### GOAL 1
In the records, begin at the line that has "toc-entry-page: 7: [844, 1007, 852, 1024]" and stop after the line that has "warning-paragraph-1: For general". Rewrite those lines with "toc-leader-dots" changed to "toc-dots" and everything else kept the same.

=== DOCUMENT PASSAGE ===

This is why. You guys completely ignore the magnitude of this, and completely ignore that Bitcoin is an unestablished currency. Being an unestablished currency, it needs a positive sum game far greater than those of established ones to ever hope to compete. Systematically allocating wealth from wealth creators to wealth destroyers as is being done in the Bitcoin world is unsustainable if Bitcoin is to have any value, since it represents a negative sum game in which wealth is continuosly destroyed.

Relax. It is geek currency, hackers are geeks. So they get their share one way or another. In long run it is utterly immaterial for Bitcoin how initial distribution/emission of money is done and who are "early adopters". Actually, the quicker "early adopter" lion share of Bitcoin is diluted, the better.


Vladimir, I have the biggest respect for you and cypherdoc, and because of this it amazes me how you guys only can be so oblivious to the social dynamics at play here. If Bitcoin keeps destroying value instead of creating value, the market will simply drop it. Not even to mention the image problems Bitcoin already has with anyone who is not already a Bitcoiner (couple ten k guys). We cannot continue at this rate and transfer hard earned Bitcoins from market participants to hackers, scammers and leeches forever expecting Bitcoin to have any value.

=== DATA PROVIDED ===

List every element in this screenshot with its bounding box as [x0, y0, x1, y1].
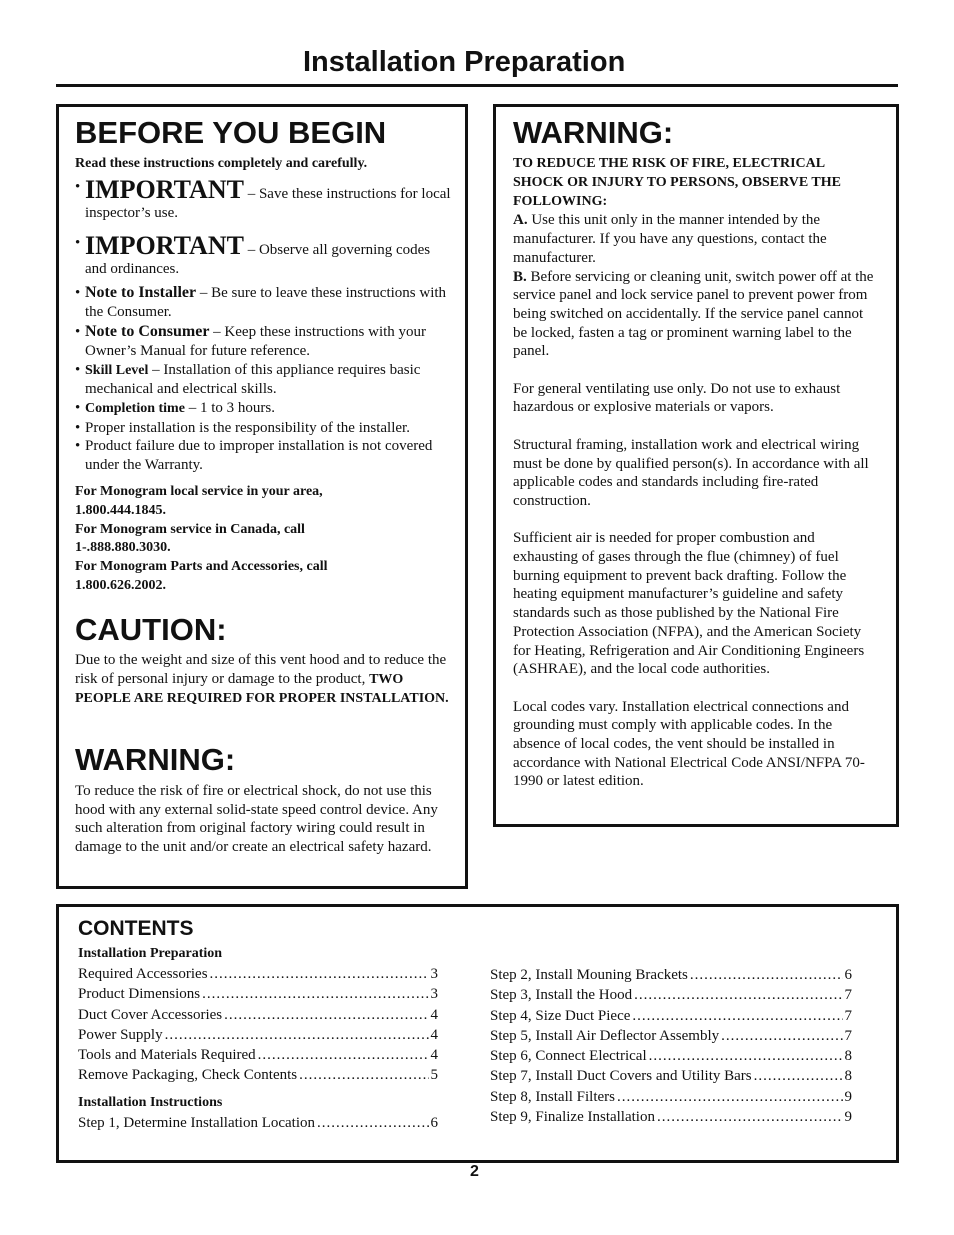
toc-entry-page: 7: [844, 1007, 852, 1024]
note-consumer-label: Note to Consumer: [85, 323, 210, 341]
toc-entry-page: 3: [430, 966, 438, 982]
toc-leader-dots: [299, 1065, 428, 1085]
list-item-completion-time: [75, 399, 455, 419]
toc-entry-page: 9: [844, 1088, 852, 1105]
service-info: [75, 483, 365, 596]
toc-entry-page: 7: [844, 987, 852, 1004]
toc-entry-page: 3: [430, 986, 438, 1003]
toc-entry-page: 5: [430, 1067, 438, 1084]
toc-entry-page: 6: [844, 967, 852, 983]
toc-entry-label: Remove Packaging, Check Contents: [78, 1067, 298, 1084]
toc-entry-label: Step 6, Connect Electrical: [490, 1048, 647, 1065]
toc-leader-dots: [634, 985, 842, 1005]
toc-entry: [490, 1066, 852, 1086]
toc-entry: [490, 1107, 852, 1127]
warning-left-text: To reduce the risk of fire or electrical shock, do not use this hood with any external solid-state speed control device. Any such alteration from original factory wiring could result in damage to the unit and/or create an electrical safety hazard.: [75, 783, 438, 856]
toc-entry-page: 4: [430, 1026, 438, 1043]
toc-leader-dots: [210, 964, 429, 984]
toc-leader-dots: [649, 1046, 843, 1066]
toc-entry: [78, 1045, 438, 1065]
toc-leader-dots: [754, 1066, 843, 1086]
checklist: [75, 175, 455, 475]
skill-level-label: Skill Level: [85, 362, 149, 378]
warning-item-a-text: Use this unit only in the manner intended by the manufacturer. If you have any questions, contact the manufacturer.: [513, 212, 827, 266]
toc-entry-label: Product Dimensions: [78, 986, 201, 1003]
list-item-note-installer: [75, 284, 455, 321]
toc-entry-page: 8: [844, 1068, 852, 1085]
list-item-text: – Observe all governing codes and ordinances.: [85, 242, 431, 278]
list-item-important-1: [75, 175, 455, 222]
warning-paragraph-1: For general ventilating use only. Do not use to exhaust hazardous or explosive materials or vapors.: [513, 380, 841, 416]
section-heading: Installation Instructions: [78, 1094, 223, 1110]
toc-leader-dots: [721, 1026, 842, 1046]
toc-entry-label: Step 2, Install Mouning Brackets: [490, 967, 688, 983]
toc-leader-dots: [617, 1087, 843, 1107]
toc-entry-label: Step 7, Install Duct Covers and Utility Bars: [490, 1068, 752, 1085]
toc-entry-label: Power Supply: [78, 1026, 163, 1043]
service-line-canada: For Monogram service in Canada, call 1-.888.880.3030.: [75, 521, 305, 556]
warning-intro: TO REDUCE THE RISK OF FIRE, ELECTRICAL SHOCK OR INJURY TO PERSONS, OBSERVE THE FOLLOWING:: [513, 156, 841, 209]
service-line-local: For Monogram local service in your area, 1.800.444.1845.: [75, 484, 323, 518]
intro-text: Read these instructions completely and carefully.: [75, 156, 368, 171]
service-line-parts: For Monogram Parts and Accessories, call 1.800.626.2002.: [75, 559, 328, 593]
toc-entry-label: Step 3, Install the Hood: [490, 987, 633, 1004]
toc-entry-label: Step 8, Install Filters: [490, 1088, 615, 1105]
toc-entry-page: 4: [430, 1047, 438, 1064]
toc-entry: [490, 985, 852, 1005]
toc-entry-page: 4: [430, 1006, 438, 1023]
toc-entry: [78, 964, 438, 984]
warning-item-b-label: B.: [513, 268, 527, 285]
warning-item-b-text: Before servicing or cleaning unit, switch power off at the service panel and lock service panel to prevent power from being switched on accidentally. If the service panel cannot be locked, fasten a tag or prominent warning label to the panel.: [513, 268, 874, 360]
toc-leader-dots: [317, 1113, 428, 1133]
toc-entry-label: Tools and Materials Required: [78, 1047, 256, 1064]
toc-list: [490, 965, 852, 1127]
important-label: IMPORTANT: [85, 175, 244, 204]
warning-paragraph-4: Local codes vary. Installation electrical connections and grounding must comply with applicable codes. In the absence of local codes, the vent should be installed in accordance with National Electrical Code ANSI/NFPA 70-1990 or latest edition.: [513, 698, 865, 790]
toc-entry: [490, 1006, 852, 1026]
toc-entry-page: 9: [844, 1109, 852, 1126]
contents-right-column: [490, 965, 852, 1127]
contents-left-column: [78, 944, 438, 1133]
warning-right-heading: WARNING:: [513, 115, 674, 150]
contents-title: CONTENTS: [78, 917, 194, 940]
toc-entry: [78, 1025, 438, 1045]
before-you-begin-heading: BEFORE YOU BEGIN: [75, 115, 387, 150]
warning-item-b: [513, 268, 881, 362]
warning-right-body: [513, 155, 881, 791]
list-item-text: – Be sure to leave these instructions with the Consumer.: [85, 284, 447, 320]
list-item-failure: • Product failure due to improper installation is not covered under the Warranty.: [75, 437, 455, 474]
list-item-text: – 1 to 3 hours.: [184, 400, 275, 417]
title-rule: [56, 84, 898, 87]
list-item-note-consumer: [75, 323, 455, 360]
warning-paragraph-2: Structural framing, installation work and electrical wiring must be done by qualified person(s). In accordance with all applicable codes and standards including fire-rated construction.: [513, 436, 869, 509]
toc-entry: [490, 1046, 852, 1066]
caution-emphasis: TWO PEOPLE ARE REQUIRED FOR PROPER INSTALLATION.: [75, 671, 449, 707]
toc-entry: [78, 1113, 438, 1133]
toc-entry-label: Step 5, Install Air Deflector Assembly: [490, 1027, 720, 1044]
toc-leader-dots: [165, 1025, 429, 1045]
list-item-responsibility: • Proper installation is the responsibility of the installer.: [75, 419, 455, 438]
toc-entry-label: Required Accessories: [78, 966, 208, 982]
note-installer-label: Note to Installer: [85, 283, 197, 301]
caution-body: Due to the weight and size of this vent hood and to reduce the risk of personal injury or damage to the product,: [75, 652, 447, 687]
toc-entry: [490, 965, 852, 985]
toc-entry-page: 7: [844, 1027, 852, 1044]
page-number: 2: [470, 1163, 479, 1180]
toc-leader-dots: [632, 1006, 842, 1026]
warning-left-heading: WARNING:: [75, 742, 236, 777]
section-heading: Installation Preparation: [78, 946, 223, 961]
completion-time-label: Completion time: [85, 401, 185, 417]
toc-entry: [78, 984, 438, 1004]
warning-paragraph-3: Sufficient air is needed for proper combustion and exhausting of gases through the flue (chimney) of fuel burning equipment to prevent back drafting. Follow the heating equipment manufacturer’s guideline and safety standards such as those published by the National Fire Protection Association (NFPA), and the American Society for Heating, Refrigeration and Air Conditioning Engineers (ASHRAE), and the local code authorities.: [513, 530, 865, 678]
list-item-text: – Installation of this appliance requires basic mechanical and electrical skills.: [85, 361, 421, 398]
toc-leader-dots: [690, 965, 843, 985]
page-title: Installation Preparation: [303, 46, 626, 78]
toc-entry: [78, 1065, 438, 1085]
toc-entry: [78, 1005, 438, 1025]
toc-entry: [490, 1087, 852, 1107]
toc-leader-dots: [224, 1005, 428, 1025]
list-item-text: – Keep these instructions with your Owner’s Manual for future reference.: [85, 324, 427, 359]
toc-list: [78, 964, 438, 1086]
toc-entry-label: Duct Cover Accessories: [78, 1006, 223, 1023]
toc-leader-dots: [202, 984, 428, 1004]
toc-leader-dots: [258, 1045, 429, 1065]
warning-item-a: [513, 211, 881, 267]
important-label: IMPORTANT: [85, 231, 244, 261]
list-item-skill-level: [75, 361, 455, 399]
toc-entry-label: Step 4, Size Duct Piece: [490, 1007, 631, 1024]
list-item-important-2: [75, 231, 455, 278]
toc-entry-label: Step 9, Finalize Installation: [490, 1109, 655, 1126]
toc-entry: [490, 1026, 852, 1046]
toc-entry-label: Step 1, Determine Installation Location: [78, 1114, 316, 1131]
caution-text: [75, 651, 455, 709]
toc-entry-page: 6: [430, 1114, 438, 1131]
toc-leader-dots: [657, 1107, 843, 1127]
list-item-text: – Save these instructions for local inspector’s use.: [85, 186, 451, 221]
warning-item-a-label: A.: [513, 212, 528, 229]
toc-list: [78, 1113, 438, 1133]
toc-entry-page: 8: [844, 1048, 852, 1065]
caution-heading: CAUTION:: [75, 612, 227, 647]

===

### GOAL 2
Does the passage on Bitcoin agree with each statement? Answer yes or no for each, and quote the words that decide it.
(a) The first paragraph calls Bitcoin an established currency.
(b) The second paragraph says the sooner the early adopters' share of Bitcoin is diluted, the better.
(c) The last paragraph is addressed to Vladimir.

### CORRECT OUTPUT 1
toc-entry-page: 7: [844, 1007, 852, 1024]
note-consumer-label: Note to Consumer: [85, 323, 210, 341]
toc-entry-page: 3: [430, 966, 438, 982]
toc-dots: [299, 1065, 428, 1085]
list-item-completion-time: [75, 399, 455, 419]
toc-entry-page: 9: [844, 1088, 852, 1105]
service-info: [75, 483, 365, 596]
toc-entry-page: 7: [844, 987, 852, 1004]
toc-entry-page: 3: [430, 986, 438, 1003]
toc-entry-page: 5: [430, 1067, 438, 1084]
toc-entry-page: 6: [844, 967, 852, 983]
toc-entry-label: Remove Packaging, Check Contents: [78, 1067, 298, 1084]
toc-entry-label: Step 6, Connect Electrical: [490, 1048, 647, 1065]
toc-dots: [634, 985, 842, 1005]
toc-entry: [490, 1066, 852, 1086]
toc-entry: [490, 1107, 852, 1127]
warning-left-text: To reduce the risk of fire or electrical shock, do not use this hood with any external solid-state speed control device. Any such alteration from original factory wiring could result in damage to the unit and/or create an electrical safety hazard.: [75, 783, 438, 856]
toc-entry-page: 4: [430, 1026, 438, 1043]
toc-dots: [210, 964, 429, 984]
toc-dots: [649, 1046, 843, 1066]
toc-entry: [78, 1045, 438, 1065]
toc-dots: [754, 1066, 843, 1086]
checklist: [75, 175, 455, 475]
skill-level-label: Skill Level: [85, 362, 149, 378]
warning-item-a-text: Use this unit only in the manner intended by the manufacturer. If you have any questions, contact the manufacturer.: [513, 212, 827, 266]
toc-entry-label: Product Dimensions: [78, 986, 201, 1003]
list-item-note-installer: [75, 284, 455, 321]
toc-entry-page: 8: [844, 1068, 852, 1085]
list-item-text: – Observe all governing codes and ordinances.: [85, 242, 431, 278]
list-item-important-1: [75, 175, 455, 222]
warning-paragraph-1: For general ventilating use only. Do not use to exhaust hazardous or explosive materials or vapors.: [513, 380, 841, 416]

### CORRECT OUTPUT 2
(a) No: "completely ignore that Bitcoin is an unestablished currency"
(b) Yes: "Actually, the quicker "early adopter" lion share of Bitcoin is diluted, the better."
(c) Yes: "Vladimir, I have the biggest respect for you and cypherdoc"